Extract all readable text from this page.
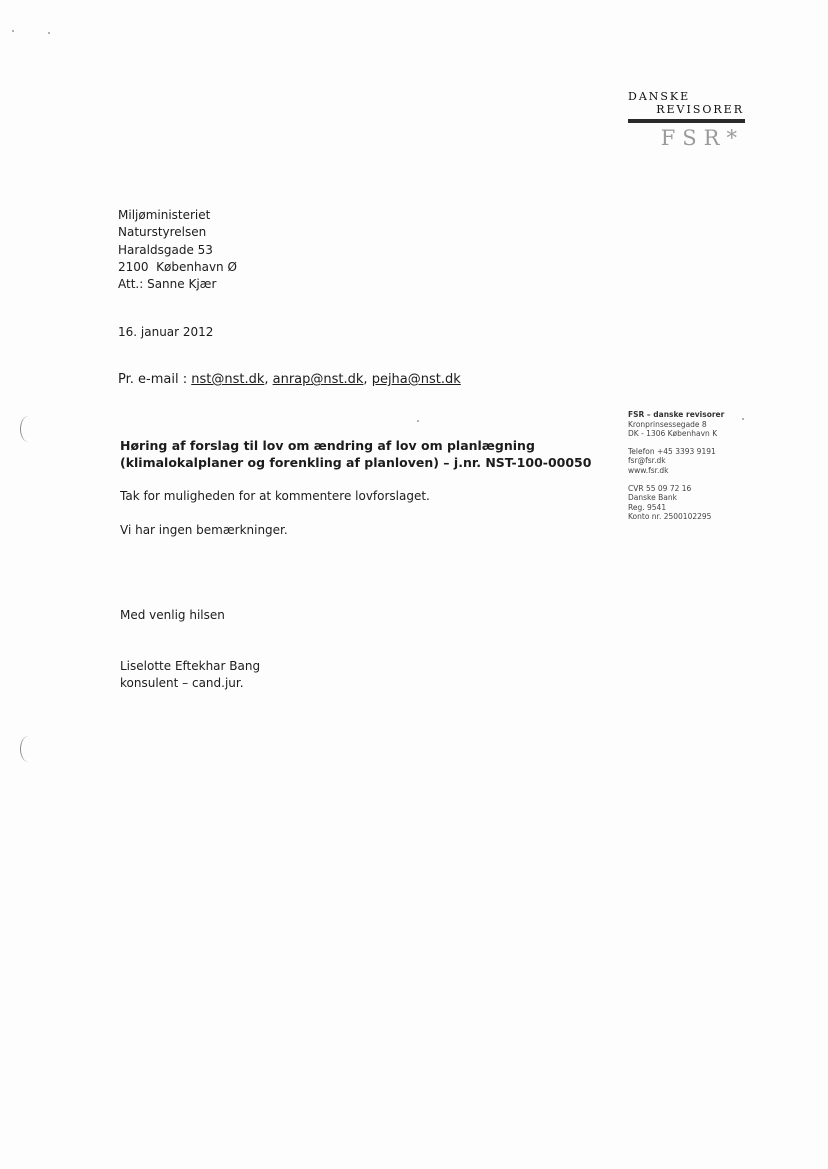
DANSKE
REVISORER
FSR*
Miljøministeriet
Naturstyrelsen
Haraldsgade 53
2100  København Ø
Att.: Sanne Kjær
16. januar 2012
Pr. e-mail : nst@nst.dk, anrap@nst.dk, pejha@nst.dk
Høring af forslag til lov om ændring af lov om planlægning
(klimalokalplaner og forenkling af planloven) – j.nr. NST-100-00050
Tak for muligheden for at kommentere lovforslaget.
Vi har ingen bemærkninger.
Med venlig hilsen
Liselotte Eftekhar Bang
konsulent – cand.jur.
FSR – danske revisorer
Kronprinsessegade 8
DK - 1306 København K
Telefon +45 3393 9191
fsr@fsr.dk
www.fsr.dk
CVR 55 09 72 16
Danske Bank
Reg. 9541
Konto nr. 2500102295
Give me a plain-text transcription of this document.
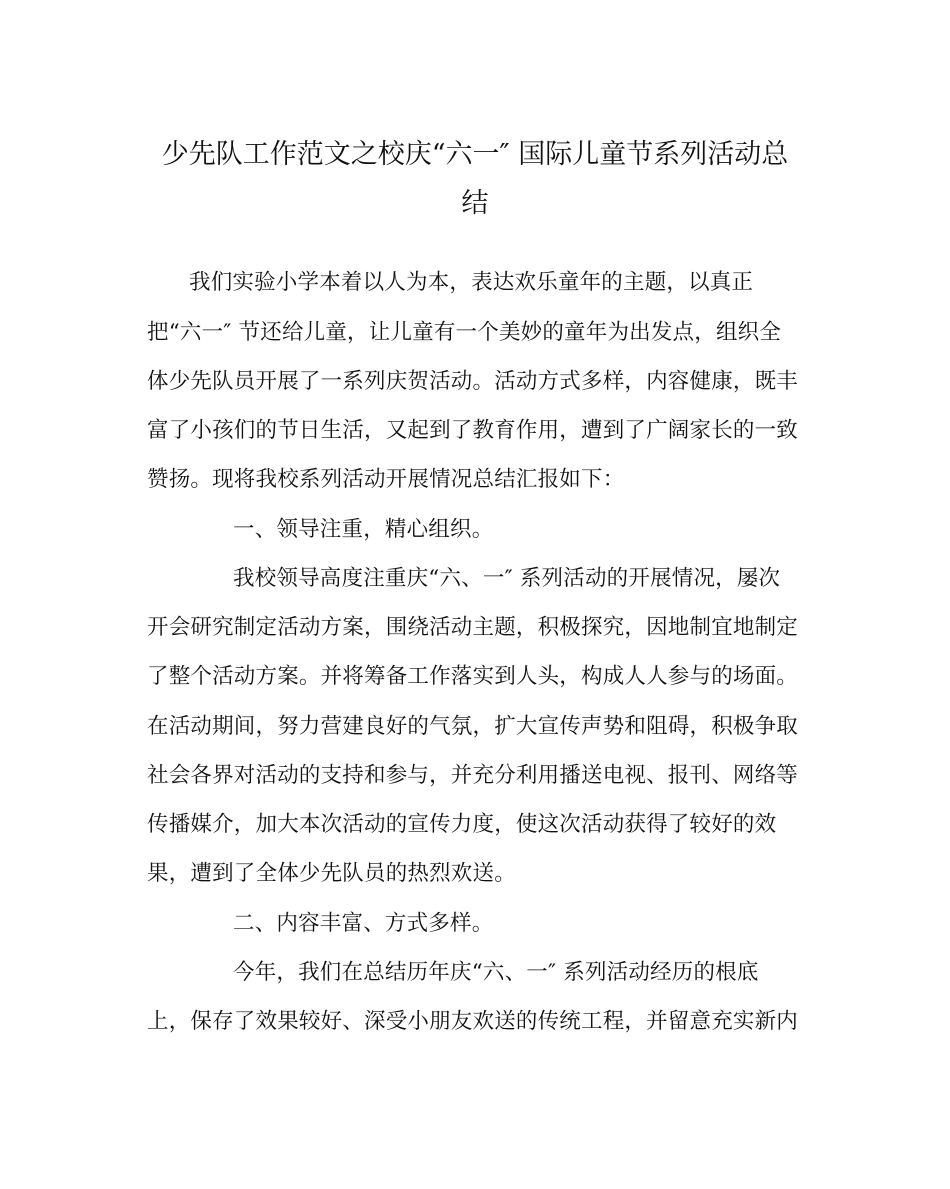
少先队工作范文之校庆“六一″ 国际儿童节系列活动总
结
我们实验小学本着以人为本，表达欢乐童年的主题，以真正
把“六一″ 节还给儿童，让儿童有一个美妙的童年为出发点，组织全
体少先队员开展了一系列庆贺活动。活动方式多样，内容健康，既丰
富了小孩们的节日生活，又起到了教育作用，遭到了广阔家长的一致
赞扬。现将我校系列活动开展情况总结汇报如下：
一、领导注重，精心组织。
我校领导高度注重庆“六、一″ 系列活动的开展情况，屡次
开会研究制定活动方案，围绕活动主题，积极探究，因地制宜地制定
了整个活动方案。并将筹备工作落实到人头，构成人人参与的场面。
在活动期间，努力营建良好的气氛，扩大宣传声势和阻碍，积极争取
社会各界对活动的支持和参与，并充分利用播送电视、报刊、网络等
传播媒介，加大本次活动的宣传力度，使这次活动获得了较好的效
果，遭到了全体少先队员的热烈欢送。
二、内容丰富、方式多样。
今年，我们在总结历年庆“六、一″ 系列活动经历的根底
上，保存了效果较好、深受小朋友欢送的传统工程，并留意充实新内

★ ★ ★ ★ ★ ★ ★

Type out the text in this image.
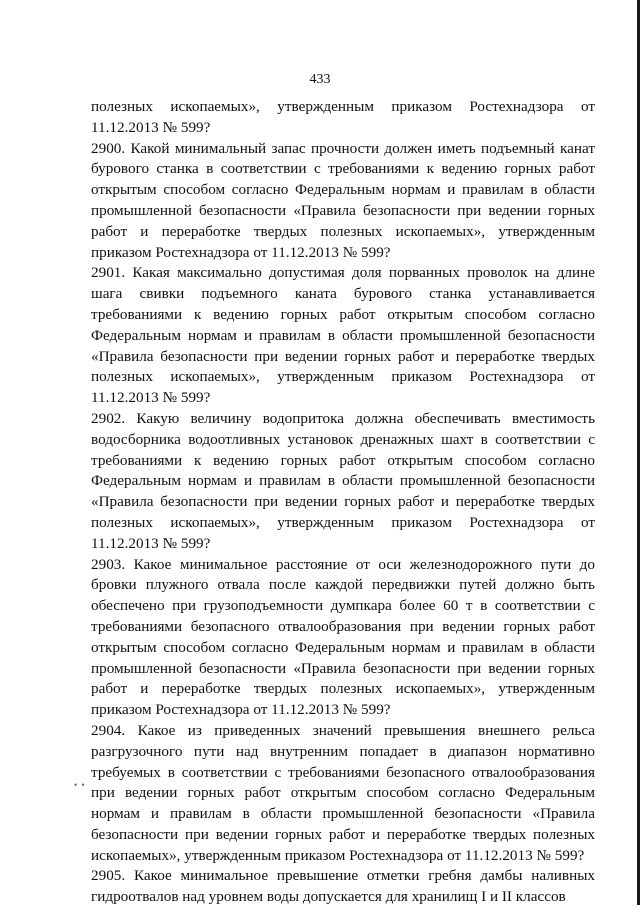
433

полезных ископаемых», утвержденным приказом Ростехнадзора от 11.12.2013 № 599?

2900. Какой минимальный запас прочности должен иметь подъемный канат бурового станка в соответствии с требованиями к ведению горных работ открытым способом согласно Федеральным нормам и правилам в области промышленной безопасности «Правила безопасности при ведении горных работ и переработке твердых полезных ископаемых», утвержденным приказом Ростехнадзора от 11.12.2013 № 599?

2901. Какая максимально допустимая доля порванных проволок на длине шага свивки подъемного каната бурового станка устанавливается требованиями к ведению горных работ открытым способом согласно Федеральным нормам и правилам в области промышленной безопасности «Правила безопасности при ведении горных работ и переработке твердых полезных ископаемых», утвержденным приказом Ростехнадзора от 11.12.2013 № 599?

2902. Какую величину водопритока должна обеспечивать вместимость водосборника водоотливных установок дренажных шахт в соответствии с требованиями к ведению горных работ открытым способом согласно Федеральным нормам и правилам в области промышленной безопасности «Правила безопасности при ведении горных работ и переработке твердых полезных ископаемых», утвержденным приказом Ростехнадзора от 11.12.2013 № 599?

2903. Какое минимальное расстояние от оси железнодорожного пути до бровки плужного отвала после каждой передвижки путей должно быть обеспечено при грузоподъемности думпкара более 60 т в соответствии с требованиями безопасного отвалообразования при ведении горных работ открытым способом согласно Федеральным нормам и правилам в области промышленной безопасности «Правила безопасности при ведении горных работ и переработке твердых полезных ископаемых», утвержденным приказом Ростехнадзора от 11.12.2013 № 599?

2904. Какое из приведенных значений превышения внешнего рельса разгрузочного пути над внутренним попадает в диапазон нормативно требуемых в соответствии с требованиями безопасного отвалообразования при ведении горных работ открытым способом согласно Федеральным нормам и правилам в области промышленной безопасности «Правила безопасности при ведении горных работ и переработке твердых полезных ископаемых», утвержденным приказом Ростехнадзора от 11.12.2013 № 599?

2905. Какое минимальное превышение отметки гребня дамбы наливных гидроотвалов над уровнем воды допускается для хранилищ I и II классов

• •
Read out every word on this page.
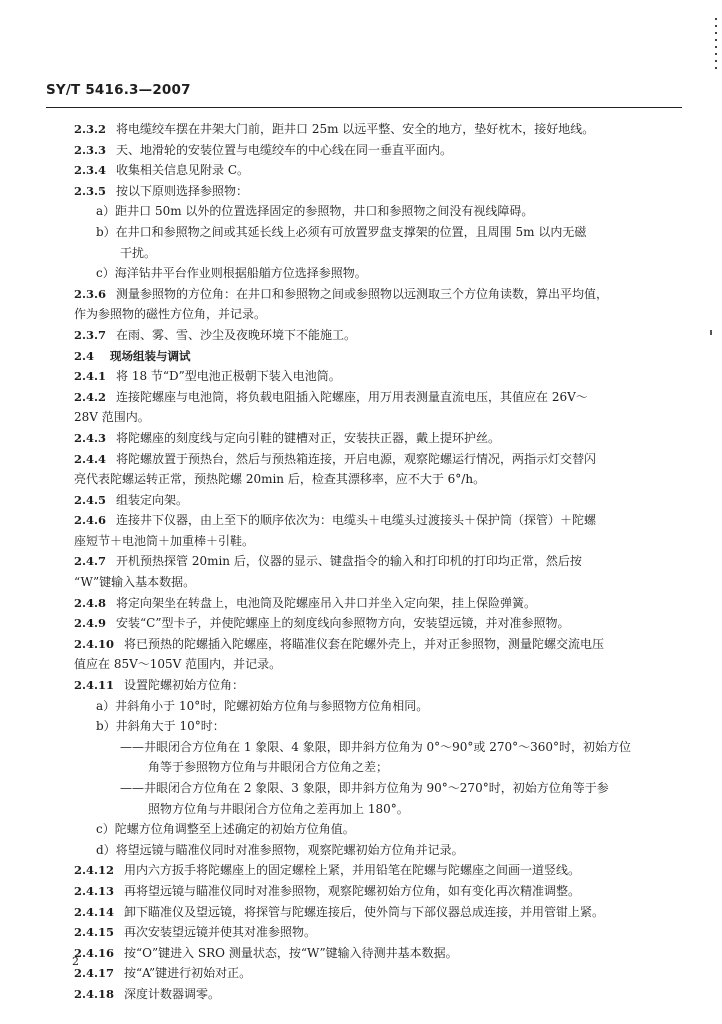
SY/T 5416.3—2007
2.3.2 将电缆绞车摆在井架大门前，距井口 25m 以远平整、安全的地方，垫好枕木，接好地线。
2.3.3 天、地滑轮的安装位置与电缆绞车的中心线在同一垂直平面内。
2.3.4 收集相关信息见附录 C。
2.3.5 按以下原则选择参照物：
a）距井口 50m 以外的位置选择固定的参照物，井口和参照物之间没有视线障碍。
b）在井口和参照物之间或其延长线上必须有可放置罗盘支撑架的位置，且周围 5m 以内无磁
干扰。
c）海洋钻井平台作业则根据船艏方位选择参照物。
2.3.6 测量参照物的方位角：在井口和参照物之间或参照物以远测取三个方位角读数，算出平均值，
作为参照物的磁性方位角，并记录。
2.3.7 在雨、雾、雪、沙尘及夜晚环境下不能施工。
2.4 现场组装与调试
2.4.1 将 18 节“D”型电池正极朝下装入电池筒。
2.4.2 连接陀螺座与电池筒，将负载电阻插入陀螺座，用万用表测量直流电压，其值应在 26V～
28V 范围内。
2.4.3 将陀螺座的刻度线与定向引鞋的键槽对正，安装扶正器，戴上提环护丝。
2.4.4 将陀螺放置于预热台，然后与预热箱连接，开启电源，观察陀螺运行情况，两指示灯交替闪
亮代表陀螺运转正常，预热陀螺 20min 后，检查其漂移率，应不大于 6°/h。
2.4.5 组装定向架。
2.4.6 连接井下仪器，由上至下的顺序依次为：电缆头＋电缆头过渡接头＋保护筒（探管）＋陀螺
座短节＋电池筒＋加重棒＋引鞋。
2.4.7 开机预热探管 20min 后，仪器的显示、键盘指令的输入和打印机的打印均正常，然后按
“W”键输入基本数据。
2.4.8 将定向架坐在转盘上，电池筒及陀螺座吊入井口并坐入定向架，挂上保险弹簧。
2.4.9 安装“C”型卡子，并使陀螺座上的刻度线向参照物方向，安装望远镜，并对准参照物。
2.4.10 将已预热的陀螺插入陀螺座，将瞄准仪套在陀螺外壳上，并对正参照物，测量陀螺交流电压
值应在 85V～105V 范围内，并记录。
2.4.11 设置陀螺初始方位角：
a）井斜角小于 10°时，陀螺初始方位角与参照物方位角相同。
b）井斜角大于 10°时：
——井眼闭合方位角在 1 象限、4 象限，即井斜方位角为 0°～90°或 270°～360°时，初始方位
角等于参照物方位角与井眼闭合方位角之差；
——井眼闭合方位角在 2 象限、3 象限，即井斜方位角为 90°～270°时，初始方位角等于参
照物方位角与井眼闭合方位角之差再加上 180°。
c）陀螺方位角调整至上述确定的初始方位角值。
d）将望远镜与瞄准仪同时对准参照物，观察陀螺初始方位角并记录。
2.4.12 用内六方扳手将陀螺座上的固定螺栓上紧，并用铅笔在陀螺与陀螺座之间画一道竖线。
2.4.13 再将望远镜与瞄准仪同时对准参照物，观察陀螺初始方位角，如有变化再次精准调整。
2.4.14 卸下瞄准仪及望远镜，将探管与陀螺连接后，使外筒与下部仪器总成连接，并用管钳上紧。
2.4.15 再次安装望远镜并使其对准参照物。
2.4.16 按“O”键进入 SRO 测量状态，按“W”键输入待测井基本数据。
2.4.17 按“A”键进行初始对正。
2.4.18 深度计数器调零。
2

★ ★ ★ ★ ★ ★ ★

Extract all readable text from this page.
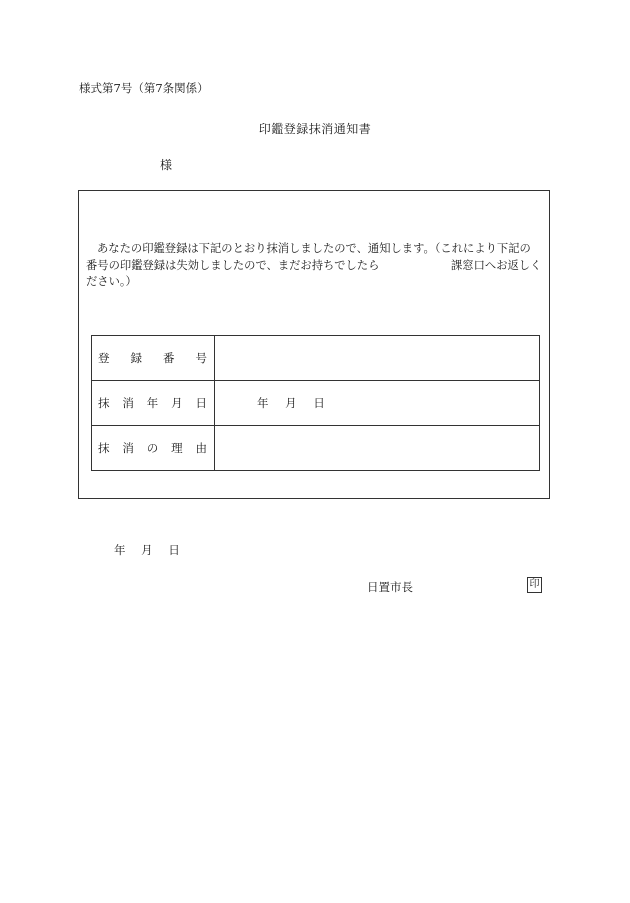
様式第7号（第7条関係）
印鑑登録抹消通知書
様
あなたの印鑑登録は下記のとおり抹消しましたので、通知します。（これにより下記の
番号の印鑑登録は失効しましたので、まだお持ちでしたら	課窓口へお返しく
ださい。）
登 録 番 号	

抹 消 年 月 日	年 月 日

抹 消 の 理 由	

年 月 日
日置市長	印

★ ★ ★ ★ ★ ★ ★

## Request
Copy all lines from the data that hold the word "бурового".

## The result
2900. Какой минимальный запас прочности должен иметь подъемный канат бурового станка в соответствии с требованиями к ведению горных работ открытым способом согласно Федеральным нормам и правилам в области промышленной безопасности «Правила безопасности при ведении горных работ и переработке твердых полезных ископаемых», утвержденным приказом Ростехнадзора от 11.12.2013 № 599?
2901. Какая максимально допустимая доля порванных проволок на длине шага свивки подъемного каната бурового станка устанавливается требованиями к ведению горных работ открытым способом согласно Федеральным нормам и правилам в области промышленной безопасности «Правила безопасности при ведении горных работ и переработке твердых полезных ископаемых», утвержденным приказом Ростехнадзора от 11.12.2013 № 599?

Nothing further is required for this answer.